Aim of the task>
Print the records again, character for character.

━━ Dataset records ━━

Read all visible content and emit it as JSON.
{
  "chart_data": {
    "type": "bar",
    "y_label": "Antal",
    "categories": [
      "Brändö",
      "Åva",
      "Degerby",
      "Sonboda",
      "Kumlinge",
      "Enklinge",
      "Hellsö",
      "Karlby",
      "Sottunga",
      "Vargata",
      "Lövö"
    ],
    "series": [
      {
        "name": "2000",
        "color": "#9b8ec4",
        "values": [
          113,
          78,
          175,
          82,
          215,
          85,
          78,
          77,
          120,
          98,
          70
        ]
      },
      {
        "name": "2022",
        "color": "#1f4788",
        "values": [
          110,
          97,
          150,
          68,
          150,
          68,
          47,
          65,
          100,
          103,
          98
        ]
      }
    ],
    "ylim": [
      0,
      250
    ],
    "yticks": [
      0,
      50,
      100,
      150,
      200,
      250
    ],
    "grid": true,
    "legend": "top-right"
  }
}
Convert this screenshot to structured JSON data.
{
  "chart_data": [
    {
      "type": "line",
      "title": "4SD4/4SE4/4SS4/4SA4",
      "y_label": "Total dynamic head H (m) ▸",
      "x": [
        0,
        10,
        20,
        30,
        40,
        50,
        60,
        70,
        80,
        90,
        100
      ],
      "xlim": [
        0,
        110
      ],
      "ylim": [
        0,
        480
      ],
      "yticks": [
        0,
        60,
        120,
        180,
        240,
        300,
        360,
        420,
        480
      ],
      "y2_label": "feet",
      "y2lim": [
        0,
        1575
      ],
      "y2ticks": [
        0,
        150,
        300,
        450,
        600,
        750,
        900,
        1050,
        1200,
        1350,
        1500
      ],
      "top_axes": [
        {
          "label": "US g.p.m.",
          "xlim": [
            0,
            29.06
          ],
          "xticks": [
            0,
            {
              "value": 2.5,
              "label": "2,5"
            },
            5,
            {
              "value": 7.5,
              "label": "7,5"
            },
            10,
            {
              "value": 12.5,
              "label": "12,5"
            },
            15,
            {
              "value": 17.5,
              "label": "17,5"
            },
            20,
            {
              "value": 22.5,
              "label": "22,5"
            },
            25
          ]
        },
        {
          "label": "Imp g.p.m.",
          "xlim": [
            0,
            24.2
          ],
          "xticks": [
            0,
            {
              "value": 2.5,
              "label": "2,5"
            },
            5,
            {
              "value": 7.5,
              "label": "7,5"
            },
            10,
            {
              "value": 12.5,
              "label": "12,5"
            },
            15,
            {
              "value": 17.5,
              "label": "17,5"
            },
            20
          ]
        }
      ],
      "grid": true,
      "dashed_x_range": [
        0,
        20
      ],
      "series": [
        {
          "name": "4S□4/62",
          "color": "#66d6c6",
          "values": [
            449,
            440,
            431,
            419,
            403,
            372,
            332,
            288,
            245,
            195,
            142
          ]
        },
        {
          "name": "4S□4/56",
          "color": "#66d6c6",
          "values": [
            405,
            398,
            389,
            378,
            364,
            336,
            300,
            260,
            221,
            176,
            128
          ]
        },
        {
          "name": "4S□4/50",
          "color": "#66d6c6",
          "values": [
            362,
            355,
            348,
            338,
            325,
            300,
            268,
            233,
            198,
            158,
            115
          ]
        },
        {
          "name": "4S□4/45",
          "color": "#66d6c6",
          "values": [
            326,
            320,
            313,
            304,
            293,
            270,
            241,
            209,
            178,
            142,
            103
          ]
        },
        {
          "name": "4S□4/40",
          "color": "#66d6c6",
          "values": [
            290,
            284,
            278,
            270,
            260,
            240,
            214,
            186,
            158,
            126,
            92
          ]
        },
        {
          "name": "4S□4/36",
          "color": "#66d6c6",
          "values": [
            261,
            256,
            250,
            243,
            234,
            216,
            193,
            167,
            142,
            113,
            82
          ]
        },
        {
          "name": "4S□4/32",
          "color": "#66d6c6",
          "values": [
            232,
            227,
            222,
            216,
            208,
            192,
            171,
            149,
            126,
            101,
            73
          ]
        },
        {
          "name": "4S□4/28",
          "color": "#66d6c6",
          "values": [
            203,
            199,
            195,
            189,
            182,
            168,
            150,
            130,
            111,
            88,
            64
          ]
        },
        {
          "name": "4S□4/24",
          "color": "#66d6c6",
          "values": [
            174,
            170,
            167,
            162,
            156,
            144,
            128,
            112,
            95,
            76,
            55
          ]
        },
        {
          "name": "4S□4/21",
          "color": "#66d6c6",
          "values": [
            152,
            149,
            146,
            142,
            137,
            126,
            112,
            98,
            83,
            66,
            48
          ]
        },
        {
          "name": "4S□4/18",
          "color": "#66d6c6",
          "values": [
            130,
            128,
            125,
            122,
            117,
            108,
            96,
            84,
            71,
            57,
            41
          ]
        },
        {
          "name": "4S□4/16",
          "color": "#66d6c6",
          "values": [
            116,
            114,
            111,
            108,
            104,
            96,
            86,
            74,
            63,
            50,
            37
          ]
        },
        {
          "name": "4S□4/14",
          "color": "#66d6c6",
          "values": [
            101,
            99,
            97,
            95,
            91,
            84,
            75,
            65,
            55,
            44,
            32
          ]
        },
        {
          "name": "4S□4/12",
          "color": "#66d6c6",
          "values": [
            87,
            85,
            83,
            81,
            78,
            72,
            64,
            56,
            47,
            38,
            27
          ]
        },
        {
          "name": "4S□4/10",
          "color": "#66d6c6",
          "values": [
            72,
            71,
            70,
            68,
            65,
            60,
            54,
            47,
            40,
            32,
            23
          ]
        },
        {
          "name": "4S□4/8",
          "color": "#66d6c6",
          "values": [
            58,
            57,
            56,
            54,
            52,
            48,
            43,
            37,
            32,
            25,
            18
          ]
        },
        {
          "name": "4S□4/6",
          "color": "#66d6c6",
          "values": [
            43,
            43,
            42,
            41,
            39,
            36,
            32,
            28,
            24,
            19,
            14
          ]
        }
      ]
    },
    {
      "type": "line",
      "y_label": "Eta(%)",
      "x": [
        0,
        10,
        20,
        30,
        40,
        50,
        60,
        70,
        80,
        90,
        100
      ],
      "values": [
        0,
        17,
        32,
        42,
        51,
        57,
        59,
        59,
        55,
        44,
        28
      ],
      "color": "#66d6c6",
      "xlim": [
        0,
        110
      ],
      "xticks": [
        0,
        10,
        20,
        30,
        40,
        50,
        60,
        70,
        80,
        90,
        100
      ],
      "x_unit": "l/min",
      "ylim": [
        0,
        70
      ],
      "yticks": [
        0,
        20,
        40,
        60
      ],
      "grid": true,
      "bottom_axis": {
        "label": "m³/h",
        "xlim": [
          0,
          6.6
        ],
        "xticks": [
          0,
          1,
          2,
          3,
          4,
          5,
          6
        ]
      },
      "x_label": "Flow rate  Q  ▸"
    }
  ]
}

━━━

Reply>
Read all visible content and emit it as JSON.
{
  "chart_data": {
    "type": "bar",
    "y_label": "Antal",
    "categories": [
      "Brändö",
      "Åva",
      "Degerby",
      "Sonboda",
      "Kumlinge",
      "Enklinge",
      "Hellsö",
      "Karlby",
      "Sottunga",
      "Vargata",
      "Lövö"
    ],
    "series": [
      {
        "name": "2000",
        "color": "#9b8ec4",
        "values": [
          113,
          78,
          175,
          82,
          215,
          85,
          78,
          77,
          120,
          98,
          70
        ]
      },
      {
        "name": "2022",
        "color": "#1f4788",
        "values": [
          110,
          97,
          150,
          68,
          150,
          68,
          47,
          65,
          100,
          103,
          98
        ]
      }
    ],
    "ylim": [
      0,
      250
    ],
    "yticks": [
      0,
      50,
      100,
      150,
      200,
      250
    ],
    "grid": true,
    "legend": "top-right"
  }
}
Convert this screenshot to structured JSON data.
{
  "chart_data": [
    {
      "type": "line",
      "title": "4SD4/4SE4/4SS4/4SA4",
      "y_label": "Total dynamic head H (m) ▸",
      "x": [
        0,
        10,
        20,
        30,
        40,
        50,
        60,
        70,
        80,
        90,
        100
      ],
      "xlim": [
        0,
        110
      ],
      "ylim": [
        0,
        480
      ],
      "yticks": [
        0,
        60,
        120,
        180,
        240,
        300,
        360,
        420,
        480
      ],
      "y2_label": "feet",
      "y2lim": [
        0,
        1575
      ],
      "y2ticks": [
        0,
        150,
        300,
        450,
        600,
        750,
        900,
        1050,
        1200,
        1350,
        1500
      ],
      "top_axes": [
        {
          "label": "US g.p.m.",
          "xlim": [
            0,
            29.06
          ],
          "xticks": [
            0,
            {
              "value": 2.5,
              "label": "2,5"
            },
            5,
            {
              "value": 7.5,
              "label": "7,5"
            },
            10,
            {
              "value": 12.5,
              "label": "12,5"
            },
            15,
            {
              "value": 17.5,
              "label": "17,5"
            },
            20,
            {
              "value": 22.5,
              "label": "22,5"
            },
            25
          ]
        },
        {
          "label": "Imp g.p.m.",
          "xlim": [
            0,
            24.2
          ],
          "xticks": [
            0,
            {
              "value": 2.5,
              "label": "2,5"
            },
            5,
            {
              "value": 7.5,
              "label": "7,5"
            },
            10,
            {
              "value": 12.5,
              "label": "12,5"
            },
            15,
            {
              "value": 17.5,
              "label": "17,5"
            },
            20
          ]
        }
      ],
      "grid": true,
      "dashed_x_range": [
        0,
        20
      ],
      "series": [
        {
          "name": "4S□4/62",
          "color": "#66d6c6",
          "values": [
            449,
            440,
            431,
            419,
            403,
            372,
            332,
            288,
            245,
            195,
            142
          ]
        },
        {
          "name": "4S□4/56",
          "color": "#66d6c6",
          "values": [
            405,
            398,
            389,
            378,
            364,
            336,
            300,
            260,
            221,
            176,
            128
          ]
        },
        {
          "name": "4S□4/50",
          "color": "#66d6c6",
          "values": [
            362,
            355,
            348,
            338,
            325,
            300,
            268,
            233,
            198,
            158,
            115
          ]
        },
        {
          "name": "4S□4/45",
          "color": "#66d6c6",
          "values": [
            326,
            320,
            313,
            304,
            293,
            270,
            241,
            209,
            178,
            142,
            103
          ]
        },
        {
          "name": "4S□4/40",
          "color": "#66d6c6",
          "values": [
            290,
            284,
            278,
            270,
            260,
            240,
            214,
            186,
            158,
            126,
            92
          ]
        },
        {
          "name": "4S□4/36",
          "color": "#66d6c6",
          "values": [
            261,
            256,
            250,
            243,
            234,
            216,
            193,
            167,
            142,
            113,
            82
          ]
        },
        {
          "name": "4S□4/32",
          "color": "#66d6c6",
          "values": [
            232,
            227,
            222,
            216,
            208,
            192,
            171,
            149,
            126,
            101,
            73
          ]
        },
        {
          "name": "4S□4/28",
          "color": "#66d6c6",
          "values": [
            203,
            199,
            195,
            189,
            182,
            168,
            150,
            130,
            111,
            88,
            64
          ]
        },
        {
          "name": "4S□4/24",
          "color": "#66d6c6",
          "values": [
            174,
            170,
            167,
            162,
            156,
            144,
            128,
            112,
            95,
            76,
            55
          ]
        },
        {
          "name": "4S□4/21",
          "color": "#66d6c6",
          "values": [
            152,
            149,
            146,
            142,
            137,
            126,
            112,
            98,
            83,
            66,
            48
          ]
        },
        {
          "name": "4S□4/18",
          "color": "#66d6c6",
          "values": [
            130,
            128,
            125,
            122,
            117,
            108,
            96,
            84,
            71,
            57,
            41
          ]
        },
        {
          "name": "4S□4/16",
          "color": "#66d6c6",
          "values": [
            116,
            114,
            111,
            108,
            104,
            96,
            86,
            74,
            63,
            50,
            37
          ]
        },
        {
          "name": "4S□4/14",
          "color": "#66d6c6",
          "values": [
            101,
            99,
            97,
            95,
            91,
            84,
            75,
            65,
            55,
            44,
            32
          ]
        },
        {
          "name": "4S□4/12",
          "color": "#66d6c6",
          "values": [
            87,
            85,
            83,
            81,
            78,
            72,
            64,
            56,
            47,
            38,
            27
          ]
        },
        {
          "name": "4S□4/10",
          "color": "#66d6c6",
          "values": [
            72,
            71,
            70,
            68,
            65,
            60,
            54,
            47,
            40,
            32,
            23
          ]
        },
        {
          "name": "4S□4/8",
          "color": "#66d6c6",
          "values": [
            58,
            57,
            56,
            54,
            52,
            48,
            43,
            37,
            32,
            25,
            18
          ]
        },
        {
          "name": "4S□4/6",
          "color": "#66d6c6",
          "values": [
            43,
            43,
            42,
            41,
            39,
            36,
            32,
            28,
            24,
            19,
            14
          ]
        }
      ]
    },
    {
      "type": "line",
      "y_label": "Eta(%)",
      "x": [
        0,
        10,
        20,
        30,
        40,
        50,
        60,
        70,
        80,
        90,
        100
      ],
      "values": [
        0,
        17,
        32,
        42,
        51,
        57,
        59,
        59,
        55,
        44,
        28
      ],
      "color": "#66d6c6",
      "xlim": [
        0,
        110
      ],
      "xticks": [
        0,
        10,
        20,
        30,
        40,
        50,
        60,
        70,
        80,
        90,
        100
      ],
      "x_unit": "l/min",
      "ylim": [
        0,
        70
      ],
      "yticks": [
        0,
        20,
        40,
        60
      ],
      "grid": true,
      "bottom_axis": {
        "label": "m³/h",
        "xlim": [
          0,
          6.6
        ],
        "xticks": [
          0,
          1,
          2,
          3,
          4,
          5,
          6
        ]
      },
      "x_label": "Flow rate  Q  ▸"
    }
  ]
}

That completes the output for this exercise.